• _Items from a dataset_:
— Start —

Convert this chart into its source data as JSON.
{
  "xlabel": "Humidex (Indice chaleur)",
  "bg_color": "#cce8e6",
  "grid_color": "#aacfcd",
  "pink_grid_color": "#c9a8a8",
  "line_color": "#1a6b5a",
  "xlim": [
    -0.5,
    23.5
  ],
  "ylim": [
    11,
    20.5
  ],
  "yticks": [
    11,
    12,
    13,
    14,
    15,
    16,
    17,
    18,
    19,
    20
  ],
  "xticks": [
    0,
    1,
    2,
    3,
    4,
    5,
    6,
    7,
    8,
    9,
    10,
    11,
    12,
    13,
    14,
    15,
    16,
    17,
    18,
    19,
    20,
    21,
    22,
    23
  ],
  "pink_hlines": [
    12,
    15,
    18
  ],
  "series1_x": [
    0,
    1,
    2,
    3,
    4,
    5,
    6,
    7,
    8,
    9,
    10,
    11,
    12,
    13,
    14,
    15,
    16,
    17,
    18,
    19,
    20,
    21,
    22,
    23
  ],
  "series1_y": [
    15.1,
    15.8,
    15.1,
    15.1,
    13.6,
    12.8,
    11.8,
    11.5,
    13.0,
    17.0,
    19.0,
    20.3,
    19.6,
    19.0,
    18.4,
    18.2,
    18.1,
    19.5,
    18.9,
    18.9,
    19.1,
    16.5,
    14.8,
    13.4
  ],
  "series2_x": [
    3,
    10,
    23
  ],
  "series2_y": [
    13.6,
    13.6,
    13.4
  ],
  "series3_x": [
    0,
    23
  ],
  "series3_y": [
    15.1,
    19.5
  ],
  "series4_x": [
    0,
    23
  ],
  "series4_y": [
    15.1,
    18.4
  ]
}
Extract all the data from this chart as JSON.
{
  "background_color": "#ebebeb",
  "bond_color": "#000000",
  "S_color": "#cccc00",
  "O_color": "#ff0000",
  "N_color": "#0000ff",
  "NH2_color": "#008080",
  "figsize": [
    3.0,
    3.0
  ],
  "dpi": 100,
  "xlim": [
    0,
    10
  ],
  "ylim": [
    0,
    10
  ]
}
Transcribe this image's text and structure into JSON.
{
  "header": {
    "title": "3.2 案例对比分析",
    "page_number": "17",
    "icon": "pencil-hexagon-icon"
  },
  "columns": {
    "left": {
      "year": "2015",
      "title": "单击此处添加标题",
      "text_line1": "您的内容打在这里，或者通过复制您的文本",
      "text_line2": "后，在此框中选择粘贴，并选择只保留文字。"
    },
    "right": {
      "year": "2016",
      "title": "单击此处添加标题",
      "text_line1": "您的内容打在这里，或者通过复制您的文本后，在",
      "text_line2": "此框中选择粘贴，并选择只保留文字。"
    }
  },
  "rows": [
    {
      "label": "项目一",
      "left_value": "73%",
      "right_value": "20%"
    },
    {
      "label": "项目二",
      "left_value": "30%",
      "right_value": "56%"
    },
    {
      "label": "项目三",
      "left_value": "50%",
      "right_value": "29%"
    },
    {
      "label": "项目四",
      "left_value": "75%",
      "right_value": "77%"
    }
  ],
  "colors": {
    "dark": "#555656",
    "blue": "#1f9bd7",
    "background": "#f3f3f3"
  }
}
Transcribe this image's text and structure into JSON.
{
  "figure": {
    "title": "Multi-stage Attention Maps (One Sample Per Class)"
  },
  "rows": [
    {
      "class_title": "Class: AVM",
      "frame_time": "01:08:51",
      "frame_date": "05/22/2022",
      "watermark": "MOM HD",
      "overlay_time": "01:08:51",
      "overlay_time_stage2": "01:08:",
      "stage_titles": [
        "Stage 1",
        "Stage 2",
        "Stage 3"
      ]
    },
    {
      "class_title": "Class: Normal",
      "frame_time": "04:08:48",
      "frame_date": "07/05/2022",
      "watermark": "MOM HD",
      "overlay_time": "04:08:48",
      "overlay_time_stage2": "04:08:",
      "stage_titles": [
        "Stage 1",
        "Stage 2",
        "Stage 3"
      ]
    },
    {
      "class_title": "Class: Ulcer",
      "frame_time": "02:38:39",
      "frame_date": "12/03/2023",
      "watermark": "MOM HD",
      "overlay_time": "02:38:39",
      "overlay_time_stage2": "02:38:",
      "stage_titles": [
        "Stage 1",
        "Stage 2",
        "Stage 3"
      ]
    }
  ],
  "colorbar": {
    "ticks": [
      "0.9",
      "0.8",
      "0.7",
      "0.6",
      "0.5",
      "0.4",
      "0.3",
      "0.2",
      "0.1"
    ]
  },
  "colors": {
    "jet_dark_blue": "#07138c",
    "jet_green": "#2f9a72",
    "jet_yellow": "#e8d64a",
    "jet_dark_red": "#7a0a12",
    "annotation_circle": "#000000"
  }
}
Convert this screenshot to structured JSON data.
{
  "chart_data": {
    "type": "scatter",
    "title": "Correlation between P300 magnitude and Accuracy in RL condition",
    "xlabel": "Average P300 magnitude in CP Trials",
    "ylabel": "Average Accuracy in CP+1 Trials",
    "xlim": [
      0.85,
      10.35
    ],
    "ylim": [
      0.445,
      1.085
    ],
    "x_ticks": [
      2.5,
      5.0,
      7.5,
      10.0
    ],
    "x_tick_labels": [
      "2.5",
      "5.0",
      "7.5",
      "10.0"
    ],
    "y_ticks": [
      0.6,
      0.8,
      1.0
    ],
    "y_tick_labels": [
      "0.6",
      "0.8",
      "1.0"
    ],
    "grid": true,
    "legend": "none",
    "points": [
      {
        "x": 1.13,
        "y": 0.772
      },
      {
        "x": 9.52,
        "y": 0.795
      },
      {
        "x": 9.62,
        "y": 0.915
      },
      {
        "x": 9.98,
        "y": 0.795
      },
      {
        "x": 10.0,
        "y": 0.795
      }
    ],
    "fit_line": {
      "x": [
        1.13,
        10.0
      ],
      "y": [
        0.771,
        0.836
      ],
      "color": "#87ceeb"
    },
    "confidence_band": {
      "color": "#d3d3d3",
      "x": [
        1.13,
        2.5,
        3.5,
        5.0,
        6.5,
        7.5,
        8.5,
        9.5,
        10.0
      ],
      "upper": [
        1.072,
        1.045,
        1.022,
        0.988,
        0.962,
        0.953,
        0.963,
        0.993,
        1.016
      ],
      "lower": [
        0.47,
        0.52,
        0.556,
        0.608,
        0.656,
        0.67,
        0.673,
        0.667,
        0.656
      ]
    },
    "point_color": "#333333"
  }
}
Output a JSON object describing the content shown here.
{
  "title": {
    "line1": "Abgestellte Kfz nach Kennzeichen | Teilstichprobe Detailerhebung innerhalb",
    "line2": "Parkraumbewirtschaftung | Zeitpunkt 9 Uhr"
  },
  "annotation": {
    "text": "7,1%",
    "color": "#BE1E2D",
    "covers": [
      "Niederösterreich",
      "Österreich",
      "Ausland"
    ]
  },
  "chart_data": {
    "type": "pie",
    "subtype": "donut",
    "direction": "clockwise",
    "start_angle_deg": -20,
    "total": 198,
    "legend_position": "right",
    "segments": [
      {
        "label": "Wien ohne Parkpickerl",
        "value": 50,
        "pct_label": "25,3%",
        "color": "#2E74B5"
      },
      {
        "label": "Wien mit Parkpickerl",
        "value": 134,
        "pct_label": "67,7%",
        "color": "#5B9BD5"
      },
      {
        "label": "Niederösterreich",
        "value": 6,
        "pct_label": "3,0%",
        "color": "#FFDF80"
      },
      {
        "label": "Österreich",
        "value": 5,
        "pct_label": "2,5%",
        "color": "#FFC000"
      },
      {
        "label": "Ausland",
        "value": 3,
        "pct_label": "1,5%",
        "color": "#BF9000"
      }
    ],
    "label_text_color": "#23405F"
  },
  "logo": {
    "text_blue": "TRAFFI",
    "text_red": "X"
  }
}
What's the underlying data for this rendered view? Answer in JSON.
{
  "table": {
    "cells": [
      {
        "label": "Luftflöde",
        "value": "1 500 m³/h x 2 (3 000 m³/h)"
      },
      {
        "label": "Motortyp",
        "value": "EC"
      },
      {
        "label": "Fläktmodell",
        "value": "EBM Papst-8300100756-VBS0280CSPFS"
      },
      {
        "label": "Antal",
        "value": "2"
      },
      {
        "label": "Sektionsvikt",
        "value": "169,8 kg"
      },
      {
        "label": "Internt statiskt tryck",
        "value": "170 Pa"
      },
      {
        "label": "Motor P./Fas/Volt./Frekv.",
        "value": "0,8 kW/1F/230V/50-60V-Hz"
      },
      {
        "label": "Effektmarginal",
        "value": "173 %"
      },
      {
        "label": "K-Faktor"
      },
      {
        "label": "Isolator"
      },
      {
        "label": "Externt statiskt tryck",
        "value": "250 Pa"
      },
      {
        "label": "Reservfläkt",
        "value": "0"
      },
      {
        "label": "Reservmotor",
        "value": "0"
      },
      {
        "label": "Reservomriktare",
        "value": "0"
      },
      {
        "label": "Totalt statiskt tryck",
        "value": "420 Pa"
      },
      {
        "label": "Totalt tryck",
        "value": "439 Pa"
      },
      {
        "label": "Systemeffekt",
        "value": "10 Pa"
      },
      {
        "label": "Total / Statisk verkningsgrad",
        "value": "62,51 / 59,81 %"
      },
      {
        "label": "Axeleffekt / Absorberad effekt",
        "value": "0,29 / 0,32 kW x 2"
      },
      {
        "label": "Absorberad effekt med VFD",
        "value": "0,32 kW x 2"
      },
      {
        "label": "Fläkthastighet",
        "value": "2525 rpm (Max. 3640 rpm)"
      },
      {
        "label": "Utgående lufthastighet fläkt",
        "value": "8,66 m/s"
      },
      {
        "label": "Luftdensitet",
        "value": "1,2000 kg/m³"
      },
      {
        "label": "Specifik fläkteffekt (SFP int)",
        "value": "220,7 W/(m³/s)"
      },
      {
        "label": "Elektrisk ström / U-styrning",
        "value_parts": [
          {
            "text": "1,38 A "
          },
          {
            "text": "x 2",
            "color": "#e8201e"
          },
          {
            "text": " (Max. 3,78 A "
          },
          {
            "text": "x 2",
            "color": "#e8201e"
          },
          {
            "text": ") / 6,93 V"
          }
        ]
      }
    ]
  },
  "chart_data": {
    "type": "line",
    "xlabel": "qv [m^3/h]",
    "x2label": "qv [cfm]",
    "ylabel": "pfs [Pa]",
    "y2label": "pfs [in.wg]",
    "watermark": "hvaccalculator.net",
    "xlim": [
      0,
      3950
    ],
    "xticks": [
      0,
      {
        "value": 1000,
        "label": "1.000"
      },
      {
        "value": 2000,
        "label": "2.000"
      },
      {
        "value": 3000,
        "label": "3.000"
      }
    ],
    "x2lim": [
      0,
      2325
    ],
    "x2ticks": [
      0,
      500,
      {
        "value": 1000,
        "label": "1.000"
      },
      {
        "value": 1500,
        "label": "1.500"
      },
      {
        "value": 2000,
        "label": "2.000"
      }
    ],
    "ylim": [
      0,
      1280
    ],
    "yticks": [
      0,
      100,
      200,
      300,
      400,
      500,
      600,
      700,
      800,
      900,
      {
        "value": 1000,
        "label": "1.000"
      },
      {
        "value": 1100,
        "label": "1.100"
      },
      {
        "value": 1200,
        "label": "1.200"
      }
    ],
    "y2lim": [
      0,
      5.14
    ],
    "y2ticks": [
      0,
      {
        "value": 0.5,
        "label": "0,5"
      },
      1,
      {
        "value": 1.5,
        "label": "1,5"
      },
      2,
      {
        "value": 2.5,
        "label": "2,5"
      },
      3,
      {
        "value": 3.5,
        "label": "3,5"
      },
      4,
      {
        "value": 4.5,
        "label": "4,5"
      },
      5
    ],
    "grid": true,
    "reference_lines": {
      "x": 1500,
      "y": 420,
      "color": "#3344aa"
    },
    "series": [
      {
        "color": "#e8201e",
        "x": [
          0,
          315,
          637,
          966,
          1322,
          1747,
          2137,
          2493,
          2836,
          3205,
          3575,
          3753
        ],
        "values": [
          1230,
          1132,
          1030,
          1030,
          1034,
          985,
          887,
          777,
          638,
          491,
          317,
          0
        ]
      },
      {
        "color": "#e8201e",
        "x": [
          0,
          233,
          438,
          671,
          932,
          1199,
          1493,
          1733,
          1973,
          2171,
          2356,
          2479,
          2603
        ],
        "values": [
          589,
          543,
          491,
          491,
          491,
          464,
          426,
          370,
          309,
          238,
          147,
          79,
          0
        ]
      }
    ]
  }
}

— End —

• _What is required_:
Search the lines above for the string "this" and copy each line that has it.

• _Final result_:
Convert this chart into its source data as JSON.
Extract all the data from this chart as JSON.
Transcribe this image's text and structure into JSON.
Transcribe this image's text and structure into JSON.
Convert this screenshot to structured JSON data.
What's the underlying data for this rendered view? Answer in JSON.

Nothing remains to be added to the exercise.